--- Dataset items ---
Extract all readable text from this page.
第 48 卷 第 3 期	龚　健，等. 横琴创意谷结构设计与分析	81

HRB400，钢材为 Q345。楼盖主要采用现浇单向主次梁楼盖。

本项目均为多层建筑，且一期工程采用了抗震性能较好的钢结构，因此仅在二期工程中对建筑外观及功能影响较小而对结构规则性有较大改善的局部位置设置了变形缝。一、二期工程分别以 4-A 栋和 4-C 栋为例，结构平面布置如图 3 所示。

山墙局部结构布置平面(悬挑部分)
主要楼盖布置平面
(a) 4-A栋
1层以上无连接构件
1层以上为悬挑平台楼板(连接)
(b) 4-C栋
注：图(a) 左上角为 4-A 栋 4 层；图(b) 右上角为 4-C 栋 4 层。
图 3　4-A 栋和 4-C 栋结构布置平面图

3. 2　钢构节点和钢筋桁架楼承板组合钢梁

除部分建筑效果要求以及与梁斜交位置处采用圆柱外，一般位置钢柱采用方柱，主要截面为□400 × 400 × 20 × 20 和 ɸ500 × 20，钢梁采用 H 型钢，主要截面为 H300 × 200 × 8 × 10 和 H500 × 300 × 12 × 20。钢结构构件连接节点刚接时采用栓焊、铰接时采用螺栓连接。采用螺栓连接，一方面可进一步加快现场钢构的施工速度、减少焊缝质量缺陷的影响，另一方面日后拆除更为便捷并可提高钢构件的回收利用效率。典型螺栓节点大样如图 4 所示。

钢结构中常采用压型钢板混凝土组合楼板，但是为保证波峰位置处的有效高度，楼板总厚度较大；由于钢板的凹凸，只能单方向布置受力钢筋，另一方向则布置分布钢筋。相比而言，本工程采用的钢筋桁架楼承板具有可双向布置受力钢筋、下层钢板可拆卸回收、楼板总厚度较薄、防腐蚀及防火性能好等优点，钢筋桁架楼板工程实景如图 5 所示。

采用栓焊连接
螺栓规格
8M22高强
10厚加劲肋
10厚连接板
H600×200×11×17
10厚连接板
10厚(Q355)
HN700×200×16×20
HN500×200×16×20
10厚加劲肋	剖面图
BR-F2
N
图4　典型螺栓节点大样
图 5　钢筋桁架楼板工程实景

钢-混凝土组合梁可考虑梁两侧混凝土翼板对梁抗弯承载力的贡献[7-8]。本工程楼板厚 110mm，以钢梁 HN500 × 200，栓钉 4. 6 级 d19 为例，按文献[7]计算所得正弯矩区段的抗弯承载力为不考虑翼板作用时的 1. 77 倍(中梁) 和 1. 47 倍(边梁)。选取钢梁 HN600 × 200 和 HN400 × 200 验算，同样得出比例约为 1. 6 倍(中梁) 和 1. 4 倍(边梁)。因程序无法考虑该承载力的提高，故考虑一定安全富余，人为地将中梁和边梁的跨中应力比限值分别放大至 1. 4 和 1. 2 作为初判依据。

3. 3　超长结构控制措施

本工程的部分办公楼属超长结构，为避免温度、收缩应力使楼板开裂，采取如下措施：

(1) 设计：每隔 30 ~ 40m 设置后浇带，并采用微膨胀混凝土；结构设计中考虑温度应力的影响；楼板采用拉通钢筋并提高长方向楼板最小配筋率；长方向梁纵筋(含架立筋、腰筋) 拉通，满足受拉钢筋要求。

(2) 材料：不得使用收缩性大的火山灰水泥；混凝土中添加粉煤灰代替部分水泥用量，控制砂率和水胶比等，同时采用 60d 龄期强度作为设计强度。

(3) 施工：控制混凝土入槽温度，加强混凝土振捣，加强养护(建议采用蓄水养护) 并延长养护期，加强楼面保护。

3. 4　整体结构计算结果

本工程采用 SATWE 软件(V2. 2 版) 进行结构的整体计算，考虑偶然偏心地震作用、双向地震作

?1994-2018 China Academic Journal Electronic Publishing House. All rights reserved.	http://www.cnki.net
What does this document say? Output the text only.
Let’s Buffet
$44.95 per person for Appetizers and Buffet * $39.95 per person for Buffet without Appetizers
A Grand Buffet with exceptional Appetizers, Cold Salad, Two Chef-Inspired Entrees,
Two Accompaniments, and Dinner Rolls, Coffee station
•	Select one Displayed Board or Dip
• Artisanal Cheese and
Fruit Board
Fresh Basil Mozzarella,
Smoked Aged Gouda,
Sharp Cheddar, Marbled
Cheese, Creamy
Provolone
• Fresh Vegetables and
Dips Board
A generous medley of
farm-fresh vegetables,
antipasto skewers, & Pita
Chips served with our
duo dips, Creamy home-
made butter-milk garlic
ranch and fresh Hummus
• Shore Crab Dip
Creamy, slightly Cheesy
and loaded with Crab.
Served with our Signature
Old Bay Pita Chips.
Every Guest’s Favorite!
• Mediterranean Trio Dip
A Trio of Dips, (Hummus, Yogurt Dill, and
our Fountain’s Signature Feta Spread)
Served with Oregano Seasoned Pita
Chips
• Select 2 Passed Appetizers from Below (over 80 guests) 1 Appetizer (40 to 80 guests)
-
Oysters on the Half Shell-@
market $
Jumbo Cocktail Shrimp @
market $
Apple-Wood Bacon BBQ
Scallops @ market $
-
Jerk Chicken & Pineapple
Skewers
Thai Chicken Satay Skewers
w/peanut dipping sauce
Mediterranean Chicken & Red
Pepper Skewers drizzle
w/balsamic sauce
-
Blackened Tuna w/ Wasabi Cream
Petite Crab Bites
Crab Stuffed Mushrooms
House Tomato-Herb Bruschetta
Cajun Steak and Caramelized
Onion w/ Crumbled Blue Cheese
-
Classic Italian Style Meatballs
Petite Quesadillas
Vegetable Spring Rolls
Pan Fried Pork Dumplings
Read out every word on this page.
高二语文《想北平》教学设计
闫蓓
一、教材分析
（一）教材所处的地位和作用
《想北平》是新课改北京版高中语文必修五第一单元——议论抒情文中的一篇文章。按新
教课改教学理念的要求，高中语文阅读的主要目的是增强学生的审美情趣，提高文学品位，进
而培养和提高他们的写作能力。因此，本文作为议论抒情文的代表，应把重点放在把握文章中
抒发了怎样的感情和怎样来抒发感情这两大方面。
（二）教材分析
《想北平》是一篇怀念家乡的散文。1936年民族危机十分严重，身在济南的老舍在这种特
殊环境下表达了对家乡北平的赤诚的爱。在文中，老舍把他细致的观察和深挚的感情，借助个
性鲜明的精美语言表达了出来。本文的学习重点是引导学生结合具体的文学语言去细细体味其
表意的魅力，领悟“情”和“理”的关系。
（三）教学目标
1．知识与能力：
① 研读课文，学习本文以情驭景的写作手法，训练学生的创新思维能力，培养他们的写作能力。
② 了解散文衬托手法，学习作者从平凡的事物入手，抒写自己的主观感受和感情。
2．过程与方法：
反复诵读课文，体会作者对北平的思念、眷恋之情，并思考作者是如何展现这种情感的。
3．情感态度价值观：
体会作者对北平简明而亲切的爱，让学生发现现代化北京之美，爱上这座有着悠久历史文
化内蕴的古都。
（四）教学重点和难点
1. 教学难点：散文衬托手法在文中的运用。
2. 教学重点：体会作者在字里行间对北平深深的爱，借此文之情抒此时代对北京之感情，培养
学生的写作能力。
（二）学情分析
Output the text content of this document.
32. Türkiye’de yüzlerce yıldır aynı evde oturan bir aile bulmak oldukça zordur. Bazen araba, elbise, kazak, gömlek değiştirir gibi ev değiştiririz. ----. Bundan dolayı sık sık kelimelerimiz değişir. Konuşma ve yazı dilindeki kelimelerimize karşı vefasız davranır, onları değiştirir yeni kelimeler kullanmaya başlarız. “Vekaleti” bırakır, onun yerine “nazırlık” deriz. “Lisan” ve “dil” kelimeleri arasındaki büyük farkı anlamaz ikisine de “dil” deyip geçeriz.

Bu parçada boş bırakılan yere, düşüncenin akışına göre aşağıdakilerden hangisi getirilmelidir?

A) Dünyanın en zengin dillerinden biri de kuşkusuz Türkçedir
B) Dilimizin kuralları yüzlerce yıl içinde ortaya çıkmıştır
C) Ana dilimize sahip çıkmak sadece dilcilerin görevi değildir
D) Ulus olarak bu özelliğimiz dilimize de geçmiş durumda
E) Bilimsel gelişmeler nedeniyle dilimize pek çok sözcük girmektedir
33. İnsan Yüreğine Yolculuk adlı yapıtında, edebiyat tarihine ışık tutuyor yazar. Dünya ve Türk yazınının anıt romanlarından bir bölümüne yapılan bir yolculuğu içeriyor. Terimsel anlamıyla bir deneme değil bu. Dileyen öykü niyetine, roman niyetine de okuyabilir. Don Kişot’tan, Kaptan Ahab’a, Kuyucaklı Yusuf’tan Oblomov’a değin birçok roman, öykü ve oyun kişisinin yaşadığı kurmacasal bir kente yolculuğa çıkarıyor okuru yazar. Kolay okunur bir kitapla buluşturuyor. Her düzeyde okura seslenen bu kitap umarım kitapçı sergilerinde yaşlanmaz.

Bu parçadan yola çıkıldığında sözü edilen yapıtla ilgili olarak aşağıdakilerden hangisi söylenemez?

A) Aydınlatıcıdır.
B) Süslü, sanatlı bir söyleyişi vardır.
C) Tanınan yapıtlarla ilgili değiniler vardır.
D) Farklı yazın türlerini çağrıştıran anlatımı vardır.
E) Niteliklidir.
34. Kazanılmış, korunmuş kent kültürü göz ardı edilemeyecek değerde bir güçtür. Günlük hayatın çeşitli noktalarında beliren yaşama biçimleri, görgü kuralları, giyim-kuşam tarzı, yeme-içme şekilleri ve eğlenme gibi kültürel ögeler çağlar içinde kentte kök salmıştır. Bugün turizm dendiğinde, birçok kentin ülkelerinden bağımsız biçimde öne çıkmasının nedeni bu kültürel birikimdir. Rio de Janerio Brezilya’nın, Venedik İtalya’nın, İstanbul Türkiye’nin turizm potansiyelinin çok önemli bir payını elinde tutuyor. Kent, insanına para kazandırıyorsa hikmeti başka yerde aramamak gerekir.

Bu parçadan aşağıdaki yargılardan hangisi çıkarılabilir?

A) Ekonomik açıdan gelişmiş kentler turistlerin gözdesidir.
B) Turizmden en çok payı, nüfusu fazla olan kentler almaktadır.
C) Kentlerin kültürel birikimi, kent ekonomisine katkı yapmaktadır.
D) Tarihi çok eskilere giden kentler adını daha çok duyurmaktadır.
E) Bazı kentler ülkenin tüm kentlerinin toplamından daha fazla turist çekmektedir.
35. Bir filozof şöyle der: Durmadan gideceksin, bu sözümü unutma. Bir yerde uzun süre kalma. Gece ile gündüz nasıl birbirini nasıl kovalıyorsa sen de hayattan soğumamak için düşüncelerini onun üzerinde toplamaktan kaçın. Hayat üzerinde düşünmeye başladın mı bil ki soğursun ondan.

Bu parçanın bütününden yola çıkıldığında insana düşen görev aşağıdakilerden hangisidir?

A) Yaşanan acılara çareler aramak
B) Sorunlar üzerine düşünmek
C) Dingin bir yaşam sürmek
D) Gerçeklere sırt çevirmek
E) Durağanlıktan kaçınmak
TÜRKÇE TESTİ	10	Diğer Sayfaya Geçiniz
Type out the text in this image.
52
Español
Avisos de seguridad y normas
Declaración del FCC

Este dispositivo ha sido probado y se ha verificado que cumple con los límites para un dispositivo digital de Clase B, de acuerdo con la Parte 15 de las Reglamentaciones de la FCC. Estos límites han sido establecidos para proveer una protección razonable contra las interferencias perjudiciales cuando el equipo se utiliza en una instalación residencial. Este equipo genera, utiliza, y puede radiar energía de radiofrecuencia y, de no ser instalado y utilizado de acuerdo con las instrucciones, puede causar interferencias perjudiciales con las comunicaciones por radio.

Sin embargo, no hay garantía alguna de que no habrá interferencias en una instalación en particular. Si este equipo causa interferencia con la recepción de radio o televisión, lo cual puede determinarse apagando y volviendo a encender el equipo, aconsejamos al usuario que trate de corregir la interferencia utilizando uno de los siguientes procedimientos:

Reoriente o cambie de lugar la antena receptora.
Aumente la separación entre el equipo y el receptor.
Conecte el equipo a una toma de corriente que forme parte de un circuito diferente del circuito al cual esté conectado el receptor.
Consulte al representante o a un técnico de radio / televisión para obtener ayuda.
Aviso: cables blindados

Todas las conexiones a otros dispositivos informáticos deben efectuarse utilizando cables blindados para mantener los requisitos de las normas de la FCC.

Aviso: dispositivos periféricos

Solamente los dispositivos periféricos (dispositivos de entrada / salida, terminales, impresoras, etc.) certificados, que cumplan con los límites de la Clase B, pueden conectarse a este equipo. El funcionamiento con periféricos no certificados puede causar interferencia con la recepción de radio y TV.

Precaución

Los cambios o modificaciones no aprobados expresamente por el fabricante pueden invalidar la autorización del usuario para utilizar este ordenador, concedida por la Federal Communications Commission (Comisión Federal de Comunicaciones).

--- Stated task ---
Copy each line of the data above that holds "Chips".

--- Expected answer ---
Chips served with our
Old Bay Pita Chips.
Chips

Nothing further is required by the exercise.